DATA LISTING:
• • • • • • •

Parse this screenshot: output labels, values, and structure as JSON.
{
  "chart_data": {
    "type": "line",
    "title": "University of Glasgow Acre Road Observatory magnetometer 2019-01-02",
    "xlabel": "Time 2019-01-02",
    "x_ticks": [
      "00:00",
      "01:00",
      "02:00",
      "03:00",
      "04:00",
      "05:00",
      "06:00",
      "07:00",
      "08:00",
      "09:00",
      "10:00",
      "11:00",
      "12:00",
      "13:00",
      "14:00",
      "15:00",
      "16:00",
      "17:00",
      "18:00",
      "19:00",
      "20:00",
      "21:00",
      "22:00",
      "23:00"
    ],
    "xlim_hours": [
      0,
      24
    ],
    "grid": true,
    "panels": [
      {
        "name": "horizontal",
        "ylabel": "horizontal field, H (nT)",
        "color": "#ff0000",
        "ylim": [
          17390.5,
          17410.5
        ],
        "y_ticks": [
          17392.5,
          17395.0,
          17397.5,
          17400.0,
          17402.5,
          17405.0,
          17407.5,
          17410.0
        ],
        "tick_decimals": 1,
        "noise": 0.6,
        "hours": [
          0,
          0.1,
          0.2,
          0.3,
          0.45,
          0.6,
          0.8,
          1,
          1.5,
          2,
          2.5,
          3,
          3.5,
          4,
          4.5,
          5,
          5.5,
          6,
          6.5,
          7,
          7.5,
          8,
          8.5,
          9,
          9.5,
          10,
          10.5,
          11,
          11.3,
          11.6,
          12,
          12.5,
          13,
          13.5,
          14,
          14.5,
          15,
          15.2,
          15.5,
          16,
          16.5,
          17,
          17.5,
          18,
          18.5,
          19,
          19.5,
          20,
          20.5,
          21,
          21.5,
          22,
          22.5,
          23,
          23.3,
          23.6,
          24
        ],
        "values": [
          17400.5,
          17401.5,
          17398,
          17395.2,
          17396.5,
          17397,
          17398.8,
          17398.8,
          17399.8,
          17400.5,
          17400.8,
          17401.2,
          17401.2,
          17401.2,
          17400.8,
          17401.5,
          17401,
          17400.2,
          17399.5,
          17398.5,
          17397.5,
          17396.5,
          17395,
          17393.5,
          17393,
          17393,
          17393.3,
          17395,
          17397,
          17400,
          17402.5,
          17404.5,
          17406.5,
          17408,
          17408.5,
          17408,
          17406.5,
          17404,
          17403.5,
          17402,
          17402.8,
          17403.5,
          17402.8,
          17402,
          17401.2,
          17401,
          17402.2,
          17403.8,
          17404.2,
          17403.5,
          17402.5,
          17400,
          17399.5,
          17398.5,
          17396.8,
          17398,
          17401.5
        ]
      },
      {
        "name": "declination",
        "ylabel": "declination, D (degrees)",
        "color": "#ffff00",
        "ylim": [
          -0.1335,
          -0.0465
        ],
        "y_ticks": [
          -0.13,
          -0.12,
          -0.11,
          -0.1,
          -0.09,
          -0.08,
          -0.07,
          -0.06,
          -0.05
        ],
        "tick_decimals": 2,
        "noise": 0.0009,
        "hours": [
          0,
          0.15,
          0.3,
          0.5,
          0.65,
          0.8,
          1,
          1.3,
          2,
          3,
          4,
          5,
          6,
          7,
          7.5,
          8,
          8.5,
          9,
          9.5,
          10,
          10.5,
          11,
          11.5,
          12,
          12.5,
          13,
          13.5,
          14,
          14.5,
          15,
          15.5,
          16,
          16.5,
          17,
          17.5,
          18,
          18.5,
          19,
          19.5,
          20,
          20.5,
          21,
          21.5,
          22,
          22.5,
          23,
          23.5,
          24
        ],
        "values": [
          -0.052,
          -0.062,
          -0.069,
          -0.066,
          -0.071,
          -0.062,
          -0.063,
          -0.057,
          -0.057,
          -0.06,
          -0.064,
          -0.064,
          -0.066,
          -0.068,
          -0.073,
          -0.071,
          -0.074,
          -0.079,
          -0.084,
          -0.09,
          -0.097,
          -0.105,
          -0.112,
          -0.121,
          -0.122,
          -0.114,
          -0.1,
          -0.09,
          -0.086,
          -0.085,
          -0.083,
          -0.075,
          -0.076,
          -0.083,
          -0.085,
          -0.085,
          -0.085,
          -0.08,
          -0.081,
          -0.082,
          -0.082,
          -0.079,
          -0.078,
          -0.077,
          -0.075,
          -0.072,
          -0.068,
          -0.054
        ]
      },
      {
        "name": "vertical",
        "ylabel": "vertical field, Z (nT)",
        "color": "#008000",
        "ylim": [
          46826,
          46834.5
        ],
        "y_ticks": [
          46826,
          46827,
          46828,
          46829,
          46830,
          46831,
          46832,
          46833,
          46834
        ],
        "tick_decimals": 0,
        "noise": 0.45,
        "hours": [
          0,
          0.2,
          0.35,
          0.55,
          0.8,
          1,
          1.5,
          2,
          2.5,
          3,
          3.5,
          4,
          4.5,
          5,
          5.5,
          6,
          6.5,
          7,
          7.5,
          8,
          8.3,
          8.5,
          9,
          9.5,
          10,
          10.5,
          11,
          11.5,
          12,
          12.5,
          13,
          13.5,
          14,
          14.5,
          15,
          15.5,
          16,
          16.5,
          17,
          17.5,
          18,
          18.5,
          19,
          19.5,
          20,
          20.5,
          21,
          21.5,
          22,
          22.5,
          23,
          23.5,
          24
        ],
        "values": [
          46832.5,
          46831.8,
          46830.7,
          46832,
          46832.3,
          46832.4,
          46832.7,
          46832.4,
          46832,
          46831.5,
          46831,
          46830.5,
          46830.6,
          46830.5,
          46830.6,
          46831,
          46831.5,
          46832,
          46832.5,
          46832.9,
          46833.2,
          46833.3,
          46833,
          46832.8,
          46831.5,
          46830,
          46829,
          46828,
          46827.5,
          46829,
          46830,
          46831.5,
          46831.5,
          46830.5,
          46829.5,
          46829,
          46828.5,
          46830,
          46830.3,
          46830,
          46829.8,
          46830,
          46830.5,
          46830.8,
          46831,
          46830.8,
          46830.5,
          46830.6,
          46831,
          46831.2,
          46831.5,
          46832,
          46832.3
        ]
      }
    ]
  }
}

• • • • • • •

GOAL: Restate the whole of the material exactly.

RESPONSE:
Parse this screenshot: output labels, values, and structure as JSON.
{
  "chart_data": {
    "type": "line",
    "title": "University of Glasgow Acre Road Observatory magnetometer 2019-01-02",
    "xlabel": "Time 2019-01-02",
    "x_ticks": [
      "00:00",
      "01:00",
      "02:00",
      "03:00",
      "04:00",
      "05:00",
      "06:00",
      "07:00",
      "08:00",
      "09:00",
      "10:00",
      "11:00",
      "12:00",
      "13:00",
      "14:00",
      "15:00",
      "16:00",
      "17:00",
      "18:00",
      "19:00",
      "20:00",
      "21:00",
      "22:00",
      "23:00"
    ],
    "xlim_hours": [
      0,
      24
    ],
    "grid": true,
    "panels": [
      {
        "name": "horizontal",
        "ylabel": "horizontal field, H (nT)",
        "color": "#ff0000",
        "ylim": [
          17390.5,
          17410.5
        ],
        "y_ticks": [
          17392.5,
          17395.0,
          17397.5,
          17400.0,
          17402.5,
          17405.0,
          17407.5,
          17410.0
        ],
        "tick_decimals": 1,
        "noise": 0.6,
        "hours": [
          0,
          0.1,
          0.2,
          0.3,
          0.45,
          0.6,
          0.8,
          1,
          1.5,
          2,
          2.5,
          3,
          3.5,
          4,
          4.5,
          5,
          5.5,
          6,
          6.5,
          7,
          7.5,
          8,
          8.5,
          9,
          9.5,
          10,
          10.5,
          11,
          11.3,
          11.6,
          12,
          12.5,
          13,
          13.5,
          14,
          14.5,
          15,
          15.2,
          15.5,
          16,
          16.5,
          17,
          17.5,
          18,
          18.5,
          19,
          19.5,
          20,
          20.5,
          21,
          21.5,
          22,
          22.5,
          23,
          23.3,
          23.6,
          24
        ],
        "values": [
          17400.5,
          17401.5,
          17398,
          17395.2,
          17396.5,
          17397,
          17398.8,
          17398.8,
          17399.8,
          17400.5,
          17400.8,
          17401.2,
          17401.2,
          17401.2,
          17400.8,
          17401.5,
          17401,
          17400.2,
          17399.5,
          17398.5,
          17397.5,
          17396.5,
          17395,
          17393.5,
          17393,
          17393,
          17393.3,
          17395,
          17397,
          17400,
          17402.5,
          17404.5,
          17406.5,
          17408,
          17408.5,
          17408,
          17406.5,
          17404,
          17403.5,
          17402,
          17402.8,
          17403.5,
          17402.8,
          17402,
          17401.2,
          17401,
          17402.2,
          17403.8,
          17404.2,
          17403.5,
          17402.5,
          17400,
          17399.5,
          17398.5,
          17396.8,
          17398,
          17401.5
        ]
      },
      {
        "name": "declination",
        "ylabel": "declination, D (degrees)",
        "color": "#ffff00",
        "ylim": [
          -0.1335,
          -0.0465
        ],
        "y_ticks": [
          -0.13,
          -0.12,
          -0.11,
          -0.1,
          -0.09,
          -0.08,
          -0.07,
          -0.06,
          -0.05
        ],
        "tick_decimals": 2,
        "noise": 0.0009,
        "hours": [
          0,
          0.15,
          0.3,
          0.5,
          0.65,
          0.8,
          1,
          1.3,
          2,
          3,
          4,
          5,
          6,
          7,
          7.5,
          8,
          8.5,
          9,
          9.5,
          10,
          10.5,
          11,
          11.5,
          12,
          12.5,
          13,
          13.5,
          14,
          14.5,
          15,
          15.5,
          16,
          16.5,
          17,
          17.5,
          18,
          18.5,
          19,
          19.5,
          20,
          20.5,
          21,
          21.5,
          22,
          22.5,
          23,
          23.5,
          24
        ],
        "values": [
          -0.052,
          -0.062,
          -0.069,
          -0.066,
          -0.071,
          -0.062,
          -0.063,
          -0.057,
          -0.057,
          -0.06,
          -0.064,
          -0.064,
          -0.066,
          -0.068,
          -0.073,
          -0.071,
          -0.074,
          -0.079,
          -0.084,
          -0.09,
          -0.097,
          -0.105,
          -0.112,
          -0.121,
          -0.122,
          -0.114,
          -0.1,
          -0.09,
          -0.086,
          -0.085,
          -0.083,
          -0.075,
          -0.076,
          -0.083,
          -0.085,
          -0.085,
          -0.085,
          -0.08,
          -0.081,
          -0.082,
          -0.082,
          -0.079,
          -0.078,
          -0.077,
          -0.075,
          -0.072,
          -0.068,
          -0.054
        ]
      },
      {
        "name": "vertical",
        "ylabel": "vertical field, Z (nT)",
        "color": "#008000",
        "ylim": [
          46826,
          46834.5
        ],
        "y_ticks": [
          46826,
          46827,
          46828,
          46829,
          46830,
          46831,
          46832,
          46833,
          46834
        ],
        "tick_decimals": 0,
        "noise": 0.45,
        "hours": [
          0,
          0.2,
          0.35,
          0.55,
          0.8,
          1,
          1.5,
          2,
          2.5,
          3,
          3.5,
          4,
          4.5,
          5,
          5.5,
          6,
          6.5,
          7,
          7.5,
          8,
          8.3,
          8.5,
          9,
          9.5,
          10,
          10.5,
          11,
          11.5,
          12,
          12.5,
          13,
          13.5,
          14,
          14.5,
          15,
          15.5,
          16,
          16.5,
          17,
          17.5,
          18,
          18.5,
          19,
          19.5,
          20,
          20.5,
          21,
          21.5,
          22,
          22.5,
          23,
          23.5,
          24
        ],
        "values": [
          46832.5,
          46831.8,
          46830.7,
          46832,
          46832.3,
          46832.4,
          46832.7,
          46832.4,
          46832,
          46831.5,
          46831,
          46830.5,
          46830.6,
          46830.5,
          46830.6,
          46831,
          46831.5,
          46832,
          46832.5,
          46832.9,
          46833.2,
          46833.3,
          46833,
          46832.8,
          46831.5,
          46830,
          46829,
          46828,
          46827.5,
          46829,
          46830,
          46831.5,
          46831.5,
          46830.5,
          46829.5,
          46829,
          46828.5,
          46830,
          46830.3,
          46830,
          46829.8,
          46830,
          46830.5,
          46830.8,
          46831,
          46830.8,
          46830.5,
          46830.6,
          46831,
          46831.2,
          46831.5,
          46832,
          46832.3
        ]
      }
    ]
  }
}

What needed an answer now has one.